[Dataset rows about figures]
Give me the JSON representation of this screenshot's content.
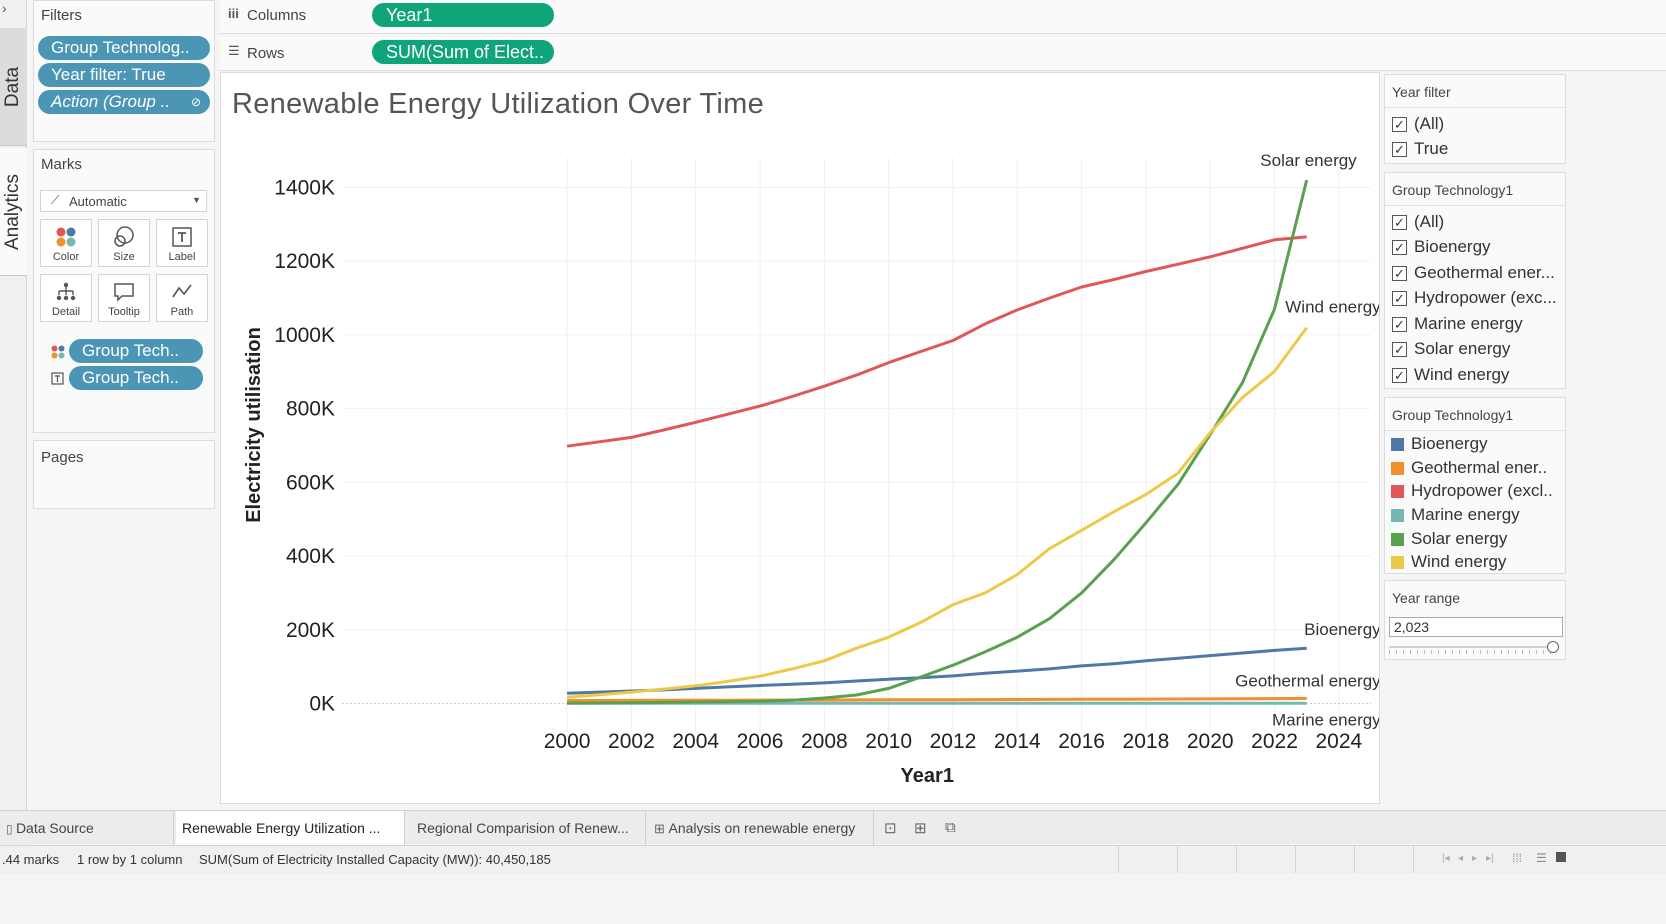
{
  "sidebar_tabs": {
    "data": "Data",
    "analytics": "Analytics"
  },
  "filters": {
    "title": "Filters",
    "pills": [
      "Group Technolog..",
      "Year filter: True",
      "Action (Group .."
    ]
  },
  "marks": {
    "title": "Marks",
    "type": "Automatic",
    "buttons": [
      "Color",
      "Size",
      "Label",
      "Detail",
      "Tooltip",
      "Path"
    ],
    "fields": [
      "Group Tech..",
      "Group Tech.."
    ]
  },
  "pages": {
    "title": "Pages"
  },
  "shelves": {
    "columns_label": "Columns",
    "columns_pill": "Year1",
    "rows_label": "Rows",
    "rows_pill": "SUM(Sum of Elect.."
  },
  "chart_title": "Renewable Energy Utilization Over Time",
  "chart_data": {
    "type": "line",
    "title": "Renewable Energy Utilization Over Time",
    "xlabel": "Year1",
    "ylabel": "Electricity utilisation",
    "xlim": [
      1993,
      2025
    ],
    "ylim": [
      -80000,
      1480000
    ],
    "x_ticks": [
      2000,
      2002,
      2004,
      2006,
      2008,
      2010,
      2012,
      2014,
      2016,
      2018,
      2020,
      2022,
      2024
    ],
    "y_ticks": [
      0,
      200000,
      400000,
      600000,
      800000,
      1000000,
      1200000,
      1400000
    ],
    "y_tick_labels": [
      "0K",
      "200K",
      "400K",
      "600K",
      "800K",
      "1000K",
      "1200K",
      "1400K"
    ],
    "x": [
      2000,
      2001,
      2002,
      2003,
      2004,
      2005,
      2006,
      2007,
      2008,
      2009,
      2010,
      2011,
      2012,
      2013,
      2014,
      2015,
      2016,
      2017,
      2018,
      2019,
      2020,
      2021,
      2022,
      2023
    ],
    "series": [
      {
        "name": "Bioenergy",
        "color": "#4e79a7",
        "label": "Bioenergy",
        "values": [
          28000,
          31000,
          34000,
          37000,
          41000,
          45000,
          49000,
          52000,
          56000,
          61000,
          66000,
          70000,
          75000,
          82000,
          88000,
          94000,
          102000,
          108000,
          116000,
          123000,
          130000,
          137000,
          144000,
          150000
        ]
      },
      {
        "name": "Geothermal energy",
        "color": "#f28e2b",
        "label": "Geothermal energy",
        "values": [
          8000,
          8200,
          8400,
          8600,
          8800,
          9000,
          9200,
          9400,
          9600,
          9800,
          10000,
          10200,
          10400,
          10600,
          10800,
          11100,
          11400,
          11700,
          12000,
          12300,
          12600,
          13000,
          13400,
          13800
        ]
      },
      {
        "name": "Hydropower (excl..",
        "color": "#e15759",
        "label": "",
        "values": [
          698000,
          710000,
          722000,
          742000,
          763000,
          785000,
          807000,
          833000,
          861000,
          891000,
          925000,
          955000,
          985000,
          1030000,
          1068000,
          1100000,
          1130000,
          1150000,
          1172000,
          1192000,
          1212000,
          1235000,
          1258000,
          1266000
        ]
      },
      {
        "name": "Marine energy",
        "color": "#76b7b2",
        "label": "Marine energy",
        "values": [
          500,
          500,
          500,
          500,
          500,
          500,
          500,
          500,
          500,
          500,
          500,
          500,
          500,
          500,
          500,
          500,
          500,
          500,
          500,
          500,
          500,
          500,
          500,
          500
        ]
      },
      {
        "name": "Solar energy",
        "color": "#59a14f",
        "label": "Solar energy",
        "values": [
          1000,
          1500,
          2000,
          3000,
          4000,
          5000,
          6000,
          9000,
          15000,
          23000,
          41000,
          72000,
          104000,
          140000,
          180000,
          230000,
          300000,
          390000,
          490000,
          595000,
          730000,
          870000,
          1070000,
          1420000
        ]
      },
      {
        "name": "Wind energy",
        "color": "#edc948",
        "label": "Wind energy",
        "values": [
          17000,
          24000,
          31000,
          39000,
          48000,
          60000,
          74000,
          94000,
          116000,
          150000,
          180000,
          220000,
          268000,
          300000,
          350000,
          420000,
          470000,
          520000,
          567000,
          625000,
          735000,
          830000,
          901000,
          1020000
        ]
      }
    ]
  },
  "year_filter": {
    "title": "Year filter",
    "options": [
      "(All)",
      "True"
    ]
  },
  "group_tech_filter": {
    "title": "Group Technology1",
    "options": [
      "(All)",
      "Bioenergy",
      "Geothermal ener...",
      "Hydropower (exc...",
      "Marine energy",
      "Solar energy",
      "Wind energy"
    ]
  },
  "legend": {
    "title": "Group Technology1",
    "items": [
      {
        "label": "Bioenergy",
        "color": "#4e79a7"
      },
      {
        "label": "Geothermal ener..",
        "color": "#f28e2b"
      },
      {
        "label": "Hydropower (excl..",
        "color": "#e15759"
      },
      {
        "label": "Marine energy",
        "color": "#76b7b2"
      },
      {
        "label": "Solar energy",
        "color": "#59a14f"
      },
      {
        "label": "Wind energy",
        "color": "#edc948"
      }
    ]
  },
  "year_range": {
    "title": "Year range",
    "value": "2,023"
  },
  "bottom_tabs": [
    "Data Source",
    "Renewable Energy Utilization ...",
    "Regional Comparision of Renew...",
    "Analysis on renewable energy"
  ],
  "status": {
    "marks": ".44 marks",
    "grid": "1 row by 1 column",
    "sum": "SUM(Sum of Electricity Installed Capacity (MW)): 40,450,185"
  }
}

## What the task asks
Read the lines above. Gather those in which the string "Bioenergy" is found.

## Written solution
        "name": "Bioenergy",
        "label": "Bioenergy",
      "Bioenergy",
        "label": "Bioenergy",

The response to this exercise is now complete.